— begin PROVIDED RECORDS —

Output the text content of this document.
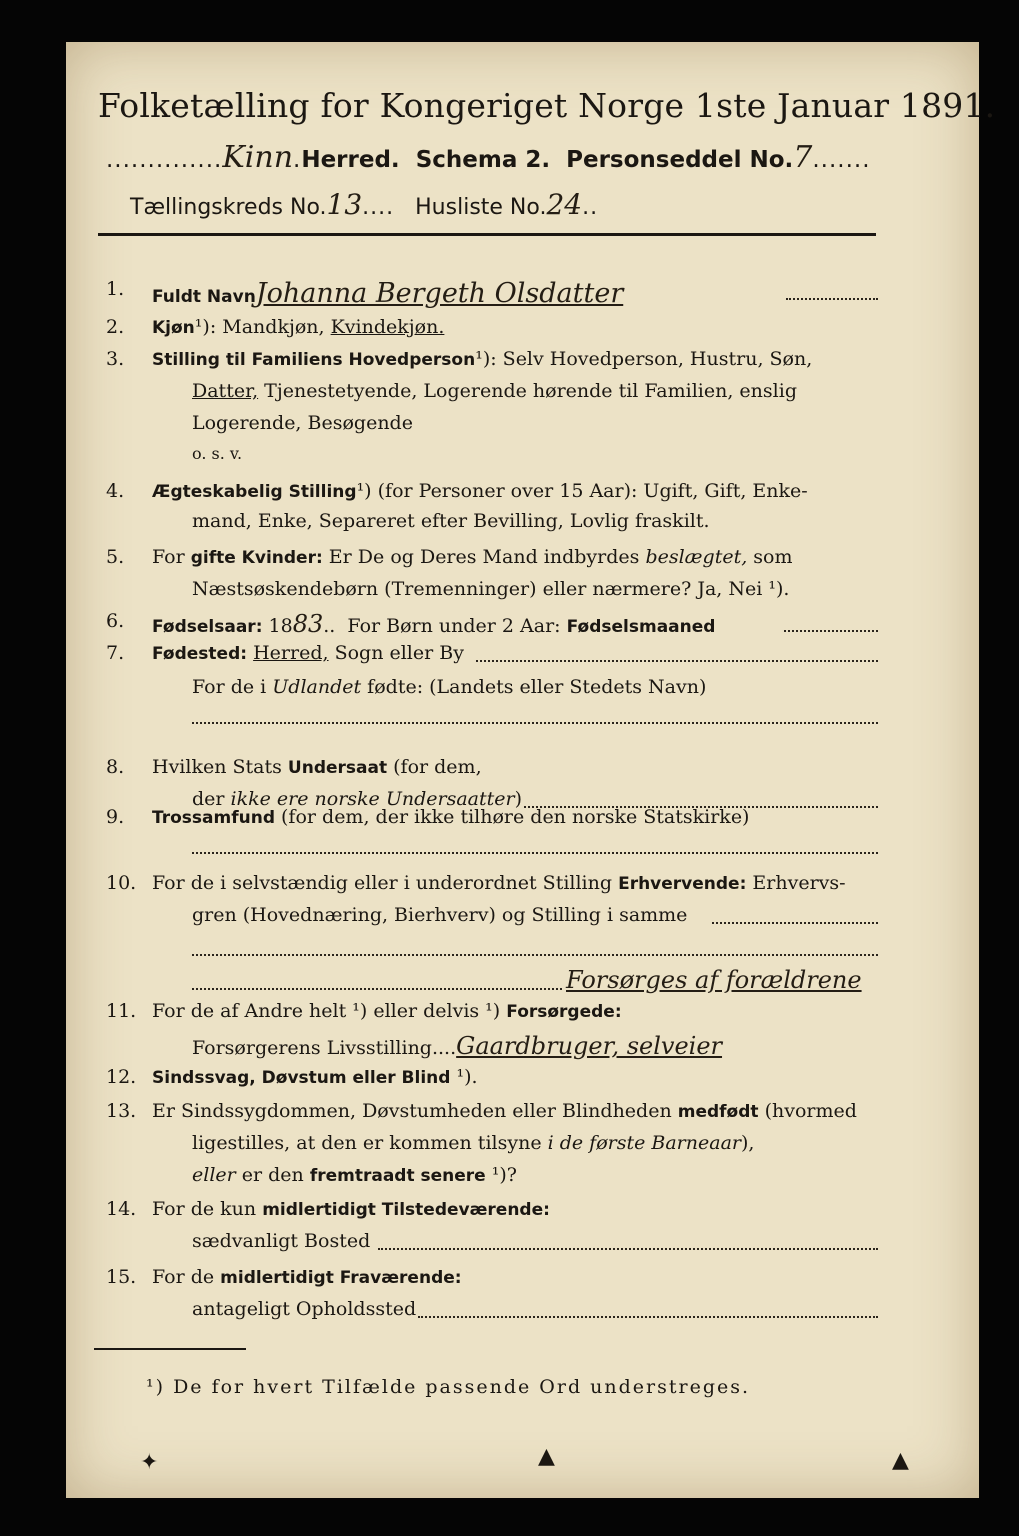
Folketælling for Kongeriget Norge 1ste Januar 1891.
..............Kinn.Herred. Schema 2. Personseddel No.7.......
Tællingskreds No.13.... Husliste No.24..
1.	Fuldt NavnJohanna Bergeth Olsdatter
2.	Kjøn¹): Mandkjøn, Kvindekjøn.
3.	Stilling til Familiens Hovedperson¹): Selv Hovedperson, Hustru, Søn,
Datter, Tjenestetyende, Logerende hørende til Familien, enslig
Logerende, Besøgende
o. s. v.
4.	Ægteskabelig Stilling¹) (for Personer over 15 Aar): Ugift, Gift, Enke-
mand, Enke, Separeret efter Bevilling, Lovlig fraskilt.
5.	For gifte Kvinder: Er De og Deres Mand indbyrdes beslægtet, som
Næstsøskendebørn (Tremenninger) eller nærmere? Ja, Nei ¹).
6.	Fødselsaar: 1883..  For Børn under 2 Aar: Fødselsmaaned
7.	Fødested: Herred, Sogn eller By
For de i Udlandet fødte: (Landets eller Stedets Navn)
8.	Hvilken Stats Undersaat (for dem,
der ikke ere norske Undersaatter)
9.	Trossamfund (for dem, der ikke tilhøre den norske Statskirke)
10. For de i selvstændig eller i underordnet Stilling Erhvervende: Erhvervs-
gren (Hovednæring, Bierhverv) og Stilling i samme
Forsørges af forældrene
11. For de af Andre helt ¹) eller delvis ¹) Forsørgede:
Forsørgerens Livsstilling....Gaardbruger, selveier
12. Sindssvag, Døvstum eller Blind ¹).
13. Er Sindssygdommen, Døvstumheden eller Blindheden medfødt (hvormed
ligestilles, at den er kommen tilsyne i de første Barneaar),
eller er den fremtraadt senere ¹)?
14. For de kun midlertidigt Tilstedeværende:
sædvanligt Bosted
15. For de midlertidigt Fraværende:
antageligt Opholdssted
¹) De for hvert Tilfælde passende Ord understreges.
✦	▲	▲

— end PROVIDED RECORDS —

## EXERCISE BRIEF
Retype the data above exactly; pictures are not part of the copy.

## RESULT OF THIS EXERCISE
Output the text content of this document.
Folketælling for Kongeriget Norge 1ste Januar 1891.
..............Kinn.Herred. Schema 2. Personseddel No.7.......
Tællingskreds No.13.... Husliste No.24..
1.	Fuldt NavnJohanna Bergeth Olsdatter
2.	Kjøn¹): Mandkjøn, Kvindekjøn.
3.	Stilling til Familiens Hovedperson¹): Selv Hovedperson, Hustru, Søn,
Datter, Tjenestetyende, Logerende hørende til Familien, enslig
Logerende, Besøgende
o. s. v.
4.	Ægteskabelig Stilling¹) (for Personer over 15 Aar): Ugift, Gift, Enke-
mand, Enke, Separeret efter Bevilling, Lovlig fraskilt.
5.	For gifte Kvinder: Er De og Deres Mand indbyrdes beslægtet, som
Næstsøskendebørn (Tremenninger) eller nærmere? Ja, Nei ¹).
6.	Fødselsaar: 1883..  For Børn under 2 Aar: Fødselsmaaned
7.	Fødested: Herred, Sogn eller By
For de i Udlandet fødte: (Landets eller Stedets Navn)
8.	Hvilken Stats Undersaat (for dem,
der ikke ere norske Undersaatter)
9.	Trossamfund (for dem, der ikke tilhøre den norske Statskirke)
10. For de i selvstændig eller i underordnet Stilling Erhvervende: Erhvervs-
gren (Hovednæring, Bierhverv) og Stilling i samme
Forsørges af forældrene
11. For de af Andre helt ¹) eller delvis ¹) Forsørgede:
Forsørgerens Livsstilling....Gaardbruger, selveier
12. Sindssvag, Døvstum eller Blind ¹).
13. Er Sindssygdommen, Døvstumheden eller Blindheden medfødt (hvormed
ligestilles, at den er kommen tilsyne i de første Barneaar),
eller er den fremtraadt senere ¹)?
14. For de kun midlertidigt Tilstedeværende:
sædvanligt Bosted
15. For de midlertidigt Fraværende:
antageligt Opholdssted
¹) De for hvert Tilfælde passende Ord understreges.
✦	▲	▲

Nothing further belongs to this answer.